[What is expected] Word for word, print the entries that follow.

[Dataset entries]

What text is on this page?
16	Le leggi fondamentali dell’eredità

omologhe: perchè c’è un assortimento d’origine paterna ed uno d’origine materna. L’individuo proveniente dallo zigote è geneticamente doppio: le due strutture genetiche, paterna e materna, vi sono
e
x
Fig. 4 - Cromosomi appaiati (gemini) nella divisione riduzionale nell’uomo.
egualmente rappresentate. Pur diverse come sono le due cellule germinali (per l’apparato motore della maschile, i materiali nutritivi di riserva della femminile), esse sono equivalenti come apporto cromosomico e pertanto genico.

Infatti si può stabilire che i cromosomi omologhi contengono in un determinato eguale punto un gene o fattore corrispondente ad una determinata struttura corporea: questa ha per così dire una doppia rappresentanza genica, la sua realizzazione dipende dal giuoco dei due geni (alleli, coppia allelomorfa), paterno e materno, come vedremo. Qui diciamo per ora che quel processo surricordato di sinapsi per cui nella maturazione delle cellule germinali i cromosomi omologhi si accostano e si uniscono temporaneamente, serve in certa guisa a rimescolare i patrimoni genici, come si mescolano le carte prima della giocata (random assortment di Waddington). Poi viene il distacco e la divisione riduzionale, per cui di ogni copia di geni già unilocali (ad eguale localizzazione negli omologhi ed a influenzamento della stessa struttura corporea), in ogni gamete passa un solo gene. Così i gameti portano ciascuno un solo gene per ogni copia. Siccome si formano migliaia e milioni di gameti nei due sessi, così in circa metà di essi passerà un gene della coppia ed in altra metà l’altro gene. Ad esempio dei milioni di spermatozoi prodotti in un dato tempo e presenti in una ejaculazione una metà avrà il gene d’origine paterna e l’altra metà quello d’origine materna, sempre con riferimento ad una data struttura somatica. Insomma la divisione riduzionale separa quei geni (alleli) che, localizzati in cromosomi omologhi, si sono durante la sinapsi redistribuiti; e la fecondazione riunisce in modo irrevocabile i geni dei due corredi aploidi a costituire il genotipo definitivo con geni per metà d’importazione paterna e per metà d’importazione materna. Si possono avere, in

[Exercise output]
What text is on this page?
16	Le leggi fondamentali dell’eredità

omologhe: perchè c’è un assortimento d’origine paterna ed uno d’origine materna. L’individuo proveniente dallo zigote è geneticamente doppio: le due strutture genetiche, paterna e materna, vi sono
e
x
Fig. 4 - Cromosomi appaiati (gemini) nella divisione riduzionale nell’uomo.
egualmente rappresentate. Pur diverse come sono le due cellule germinali (per l’apparato motore della maschile, i materiali nutritivi di riserva della femminile), esse sono equivalenti come apporto cromosomico e pertanto genico.

Infatti si può stabilire che i cromosomi omologhi contengono in un determinato eguale punto un gene o fattore corrispondente ad una determinata struttura corporea: questa ha per così dire una doppia rappresentanza genica, la sua realizzazione dipende dal giuoco dei due geni (alleli, coppia allelomorfa), paterno e materno, come vedremo. Qui diciamo per ora che quel processo surricordato di sinapsi per cui nella maturazione delle cellule germinali i cromosomi omologhi si accostano e si uniscono temporaneamente, serve in certa guisa a rimescolare i patrimoni genici, come si mescolano le carte prima della giocata (random assortment di Waddington). Poi viene il distacco e la divisione riduzionale, per cui di ogni copia di geni già unilocali (ad eguale localizzazione negli omologhi ed a influenzamento della stessa struttura corporea), in ogni gamete passa un solo gene. Così i gameti portano ciascuno un solo gene per ogni copia. Siccome si formano migliaia e milioni di gameti nei due sessi, così in circa metà di essi passerà un gene della coppia ed in altra metà l’altro gene. Ad esempio dei milioni di spermatozoi prodotti in un dato tempo e presenti in una ejaculazione una metà avrà il gene d’origine paterna e l’altra metà quello d’origine materna, sempre con riferimento ad una data struttura somatica. Insomma la divisione riduzionale separa quei geni (alleli) che, localizzati in cromosomi omologhi, si sono durante la sinapsi redistribuiti; e la fecondazione riunisce in modo irrevocabile i geni dei due corredi aploidi a costituire il genotipo definitivo con geni per metà d’importazione paterna e per metà d’importazione materna. Si possono avere, in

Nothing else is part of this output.